# Exercise goal:
Pick every line from the data that holds the word "接口用来连接".

** Begin Information provided **

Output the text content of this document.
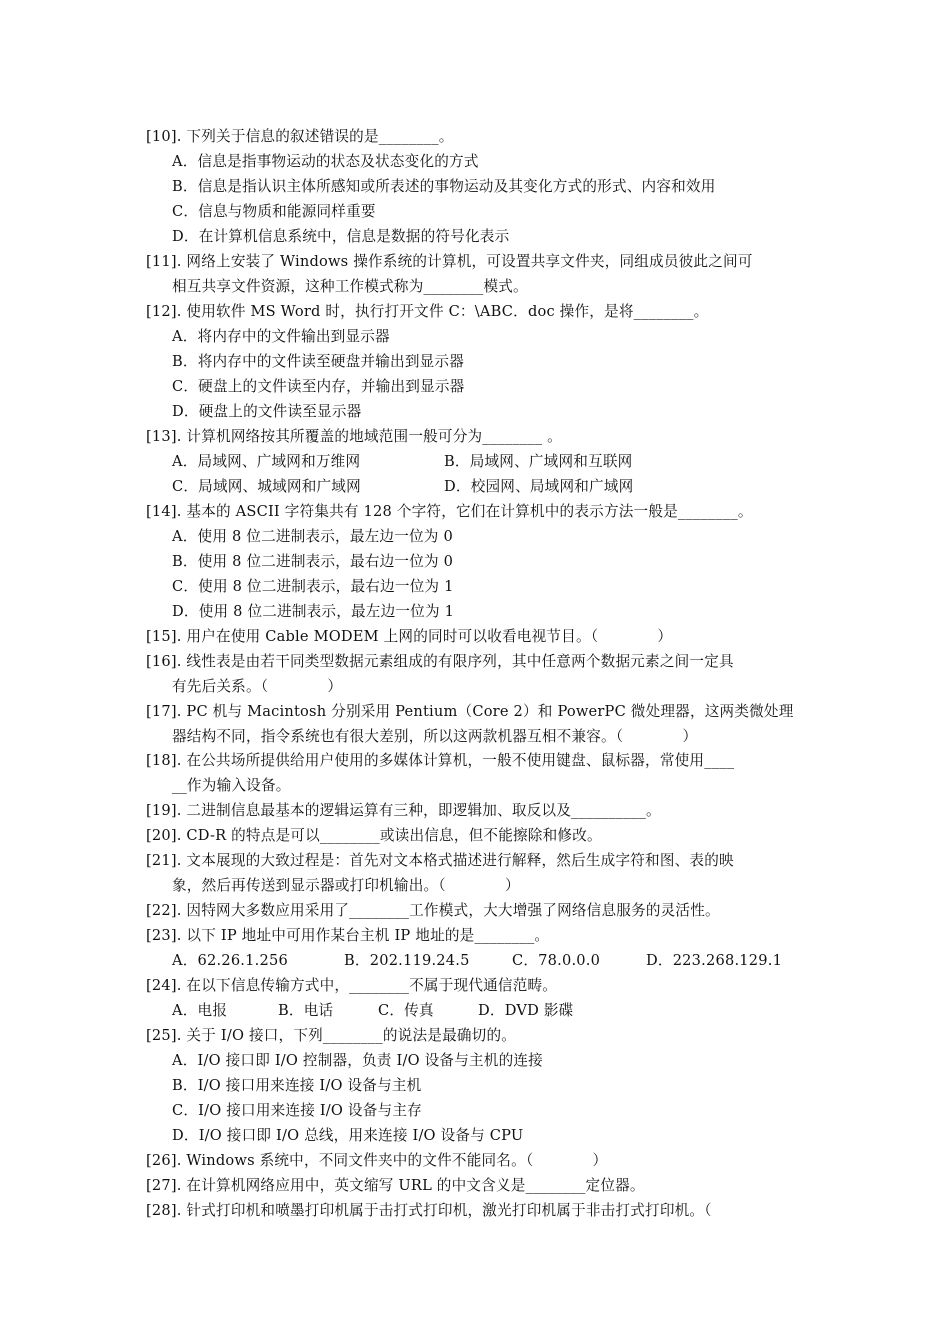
[10]. 下列关于信息的叙述错误的是________。
A．信息是指事物运动的状态及状态变化的方式
B．信息是指认识主体所感知或所表述的事物运动及其变化方式的形式、内容和效用
C．信息与物质和能源同样重要
D．在计算机信息系统中，信息是数据的符号化表示
[11]. 网络上安装了 Windows 操作系统的计算机，可设置共享文件夹，同组成员彼此之间可
相互共享文件资源，这种工作模式称为________模式。
[12]. 使用软件 MS Word 时，执行打开文件 C：\ABC．doc 操作，是将________。
A．将内存中的文件输出到显示器
B．将内存中的文件读至硬盘并输出到显示器
C．硬盘上的文件读至内存，并输出到显示器
D．硬盘上的文件读至显示器
[13]. 计算机网络按其所覆盖的地域范围一般可分为________ 。
A．局域网、广域网和万维网	B．局域网、广域网和互联网
C．局域网、城域网和广域网	D．校园网、局域网和广域网
[14]. 基本的 ASCII 字符集共有 128 个字符，它们在计算机中的表示方法一般是________。
A．使用 8 位二进制表示，最左边一位为 0
B．使用 8 位二进制表示，最右边一位为 0
C．使用 8 位二进制表示，最右边一位为 1
D．使用 8 位二进制表示，最左边一位为 1
[15]. 用户在使用 Cable MODEM 上网的同时可以收看电视节目。（　　　　）
[16]. 线性表是由若干同类型数据元素组成的有限序列，其中任意两个数据元素之间一定具
有先后关系。（　　　　）
[17]. PC 机与 Macintosh 分别采用 Pentium（Core 2）和 PowerPC 微处理器，这两类微处理
器结构不同，指令系统也有很大差别，所以这两款机器互相不兼容。（　　　　）
[18]. 在公共场所提供给用户使用的多媒体计算机，一般不使用键盘、鼠标器，常使用____
__作为输入设备。
[19]. 二进制信息最基本的逻辑运算有三种，即逻辑加、取反以及__________。
[20]. CD-R 的特点是可以________或读出信息，但不能擦除和修改。
[21]. 文本展现的大致过程是：首先对文本格式描述进行解释，然后生成字符和图、表的映
象，然后再传送到显示器或打印机输出。（　　　　）
[22]. 因特网大多数应用采用了________工作模式，大大增强了网络信息服务的灵活性。
[23]. 以下 IP 地址中可用作某台主机 IP 地址的是________。
A．62.26.1.256	B．202.119.24.5	C．78.0.0.0	D．223.268.129.1
[24]. 在以下信息传输方式中，________不属于现代通信范畴。
A．电报	B．电话	C．传真	D．DVD 影碟
[25]. 关于 I/O 接口，下列________的说法是最确切的。
A．I/O 接口即 I/O 控制器，负责 I/O 设备与主机的连接
B．I/O 接口用来连接 I/O 设备与主机
C．I/O 接口用来连接 I/O 设备与主存
D．I/O 接口即 I/O 总线，用来连接 I/O 设备与 CPU
[26]. Windows 系统中，不同文件夹中的文件不能同名。（　　　　）
[27]. 在计算机网络应用中，英文缩写 URL 的中文含义是________定位器。
[28]. 针式打印机和喷墨打印机属于击打式打印机，激光打印机属于非击打式打印机。（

** End Information provided **

# Completed task:
B．I/O 接口用来连接 I/O 设备与主机
C．I/O 接口用来连接 I/O 设备与主存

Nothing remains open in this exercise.